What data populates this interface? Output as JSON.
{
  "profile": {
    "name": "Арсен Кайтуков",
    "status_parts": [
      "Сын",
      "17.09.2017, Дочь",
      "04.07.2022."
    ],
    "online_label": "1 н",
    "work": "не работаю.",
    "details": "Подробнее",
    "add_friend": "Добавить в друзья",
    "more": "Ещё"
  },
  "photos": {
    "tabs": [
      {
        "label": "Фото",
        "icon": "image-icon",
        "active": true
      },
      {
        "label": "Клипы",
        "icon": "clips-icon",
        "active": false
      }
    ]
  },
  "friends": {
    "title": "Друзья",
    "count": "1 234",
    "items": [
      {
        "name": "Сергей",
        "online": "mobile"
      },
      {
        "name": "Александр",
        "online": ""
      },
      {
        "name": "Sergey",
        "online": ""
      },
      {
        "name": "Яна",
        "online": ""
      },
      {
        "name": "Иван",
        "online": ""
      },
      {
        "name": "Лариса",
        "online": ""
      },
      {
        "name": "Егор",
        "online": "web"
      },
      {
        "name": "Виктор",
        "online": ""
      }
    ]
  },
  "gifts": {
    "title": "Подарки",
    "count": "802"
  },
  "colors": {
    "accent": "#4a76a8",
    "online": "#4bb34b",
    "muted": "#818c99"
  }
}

+++

--- Problem requirements ---
Write down every line of the data exactly as it appears above.

--- Written reply ---
What data populates this interface? Output as JSON.
{
  "profile": {
    "name": "Арсен Кайтуков",
    "status_parts": [
      "Сын",
      "17.09.2017, Дочь",
      "04.07.2022."
    ],
    "online_label": "1 н",
    "work": "не работаю.",
    "details": "Подробнее",
    "add_friend": "Добавить в друзья",
    "more": "Ещё"
  },
  "photos": {
    "tabs": [
      {
        "label": "Фото",
        "icon": "image-icon",
        "active": true
      },
      {
        "label": "Клипы",
        "icon": "clips-icon",
        "active": false
      }
    ]
  },
  "friends": {
    "title": "Друзья",
    "count": "1 234",
    "items": [
      {
        "name": "Сергей",
        "online": "mobile"
      },
      {
        "name": "Александр",
        "online": ""
      },
      {
        "name": "Sergey",
        "online": ""
      },
      {
        "name": "Яна",
        "online": ""
      },
      {
        "name": "Иван",
        "online": ""
      },
      {
        "name": "Лариса",
        "online": ""
      },
      {
        "name": "Егор",
        "online": "web"
      },
      {
        "name": "Виктор",
        "online": ""
      }
    ]
  },
  "gifts": {
    "title": "Подарки",
    "count": "802"
  },
  "colors": {
    "accent": "#4a76a8",
    "online": "#4bb34b",
    "muted": "#818c99"
  }
}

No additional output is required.